- What is asked
Return each line containing the string "mumkin".

++++++++

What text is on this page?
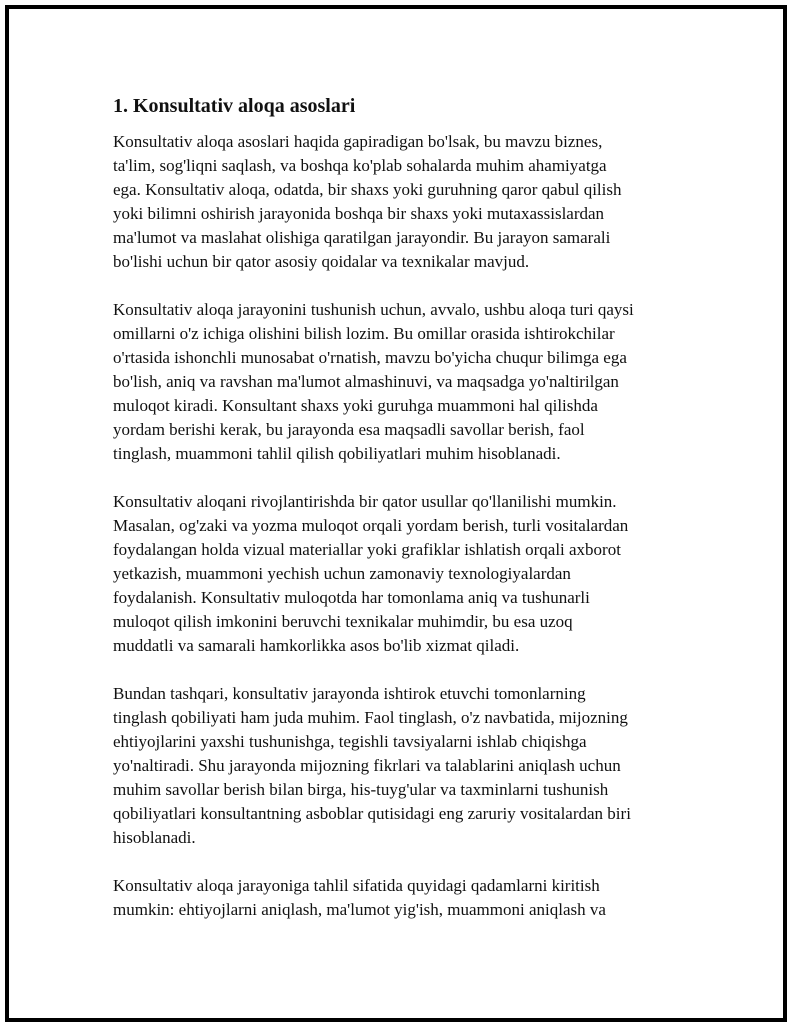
1. Konsultativ aloqa asoslari

Konsultativ aloqa asoslari haqida gapiradigan bo'lsak, bu mavzu biznes,
ta'lim, sog'liqni saqlash, va boshqa ko'plab sohalarda muhim ahamiyatga
ega. Konsultativ aloqa, odatda, bir shaxs yoki guruhning qaror qabul qilish
yoki bilimni oshirish jarayonida boshqa bir shaxs yoki mutaxassislardan
ma'lumot va maslahat olishiga qaratilgan jarayondir. Bu jarayon samarali
bo'lishi uchun bir qator asosiy qoidalar va texnikalar mavjud.

Konsultativ aloqa jarayonini tushunish uchun, avvalo, ushbu aloqa turi qaysi
omillarni o'z ichiga olishini bilish lozim. Bu omillar orasida ishtirokchilar
o'rtasida ishonchli munosabat o'rnatish, mavzu bo'yicha chuqur bilimga ega
bo'lish, aniq va ravshan ma'lumot almashinuvi, va maqsadga yo'naltirilgan
muloqot kiradi. Konsultant shaxs yoki guruhga muammoni hal qilishda
yordam berishi kerak, bu jarayonda esa maqsadli savollar berish, faol
tinglash, muammoni tahlil qilish qobiliyatlari muhim hisoblanadi.

Konsultativ aloqani rivojlantirishda bir qator usullar qo'llanilishi mumkin.
Masalan, og'zaki va yozma muloqot orqali yordam berish, turli vositalardan
foydalangan holda vizual materiallar yoki grafiklar ishlatish orqali axborot
yetkazish, muammoni yechish uchun zamonaviy texnologiyalardan
foydalanish. Konsultativ muloqotda har tomonlama aniq va tushunarli
muloqot qilish imkonini beruvchi texnikalar muhimdir, bu esa uzoq
muddatli va samarali hamkorlikka asos bo'lib xizmat qiladi.

Bundan tashqari, konsultativ jarayonda ishtirok etuvchi tomonlarning
tinglash qobiliyati ham juda muhim. Faol tinglash, o'z navbatida, mijozning
ehtiyojlarini yaxshi tushunishga, tegishli tavsiyalarni ishlab chiqishga
yo'naltiradi. Shu jarayonda mijozning fikrlari va talablarini aniqlash uchun
muhim savollar berish bilan birga, his-tuyg'ular va taxminlarni tushunish
qobiliyatlari konsultantning asboblar qutisidagi eng zaruriy vositalardan biri
hisoblanadi.

Konsultativ aloqa jarayoniga tahlil sifatida quyidagi qadamlarni kiritish
mumkin: ehtiyojlarni aniqlash, ma'lumot yig'ish, muammoni aniqlash va
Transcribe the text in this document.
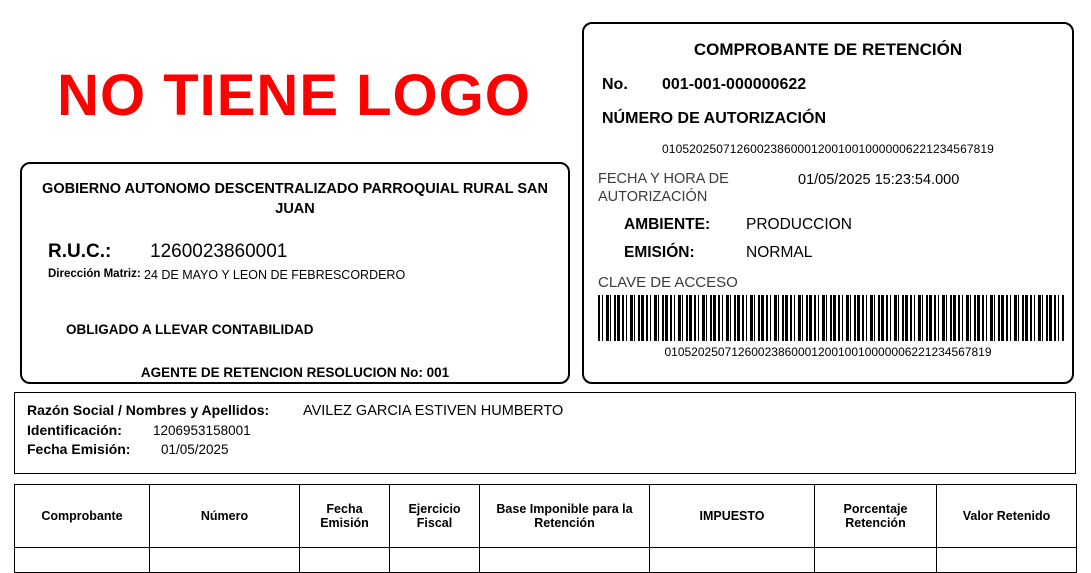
NO TIENE LOGO
GOBIERNO AUTONOMO DESCENTRALIZADO PARROQUIAL RURAL SAN JUAN
R.U.C.:	1260023860001
Dirección Matriz: 24 DE MAYO Y LEON DE FEBRESCORDERO
OBLIGADO A LLEVAR CONTABILIDAD
AGENTE DE RETENCION RESOLUCION No: 001
COMPROBANTE DE RETENCIÓN
No.	001-001-000000622
NÚMERO DE AUTORIZACIÓN
0105202507126002386000120010010000006221234567819
FECHA Y HORA DE AUTORIZACIÓN
01/05/2025 15:23:54.000
AMBIENTE:	PRODUCCION
EMISIÓN:	NORMAL
CLAVE DE ACCESO
0105202507126002386000120010010000006221234567819
Razón Social / Nombres y Apellidos:	AVILEZ GARCIA ESTIVEN HUMBERTO
Identificación:	1206953158001
Fecha Emisión:	01/05/2025
Comprobante	Número	Fecha Emisión	Ejercicio Fiscal	Base Imponible para la Retención	IMPUESTO	Porcentaje Retención	Valor Retenido
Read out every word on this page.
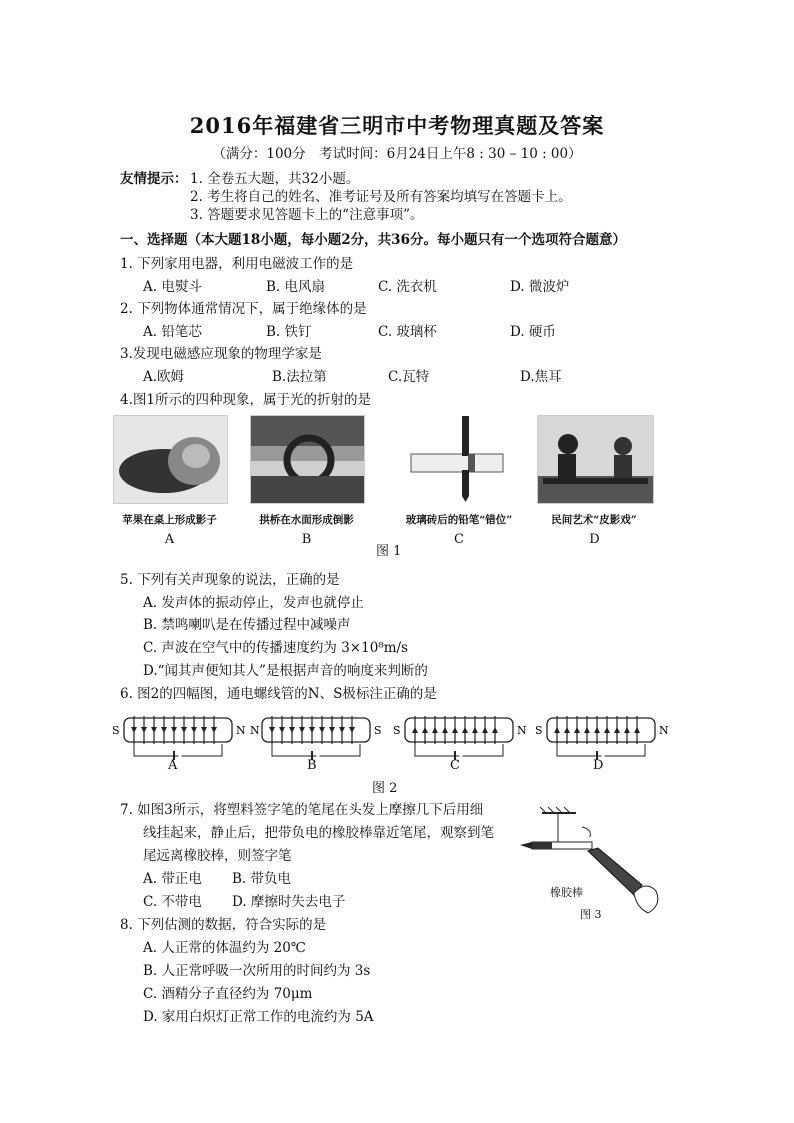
2016年福建省三明市中考物理真题及答案
（满分：100分　考试时间：6月24日上午8 : 30 – 10 : 00）
友情提示： 1. 全卷五大题，共32小题。
2. 考生将自己的姓名、准考证号及所有答案均填写在答题卡上。
3. 答题要求见答题卡上的“注意事项”。
一、选择题（本大题18小题，每小题2分，共36分。每小题只有一个选项符合题意）
1. 下列家用电器，利用电磁波工作的是
A. 电熨斗	B. 电风扇	C. 洗衣机	D. 微波炉
2. 下列物体通常情况下，属于绝缘体的是
A. 铅笔芯	B. 铁钉	C. 玻璃杯	D. 硬币
3.发现电磁感应现象的物理学家是
A.欧姆	B.法拉第	C.瓦特	D.焦耳
4.图1所示的四种现象，属于光的折射的是
苹果在桌上形成影子	拱桥在水面形成倒影	玻璃砖后的铅笔“错位”	民间艺术“皮影戏”
A	B	C	D
图 1
5. 下列有关声现象的说法，正确的是
A. 发声体的振动停止，发声也就停止
B. 禁鸣喇叭是在传播过程中减噪声
C. 声波在空气中的传播速度约为 3×10⁸m/s
D.“闻其声便知其人”是根据声音的响度来判断的
6. 图2的四幅图，通电螺线管的N、S极标注正确的是
S	N N	S S	N S	N
A	B	C	D
图 2
7. 如图3所示，将塑料签字笔的笔尾在头发上摩擦几下后用细
线挂起来，静止后，把带负电的橡胶棒靠近笔尾，观察到笔
尾远离橡胶棒，则签字笔
A. 带正电 B. 带负电
C. 不带电 D. 摩擦时失去电子
橡胶棒
图 3
8. 下列估测的数据，符合实际的是
A. 人正常的体温约为 20℃
B. 人正常呼吸一次所用的时间约为 3s
C. 酒精分子直径约为 70μm
D. 家用白炽灯正常工作的电流约为 5A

++++++++

- Full answer
Konsultativ aloqani rivojlantirishda bir qator usullar qo'llanilishi mumkin.
mumkin: ehtiyojlarni aniqlash, ma'lumot yig'ish, muammoni aniqlash va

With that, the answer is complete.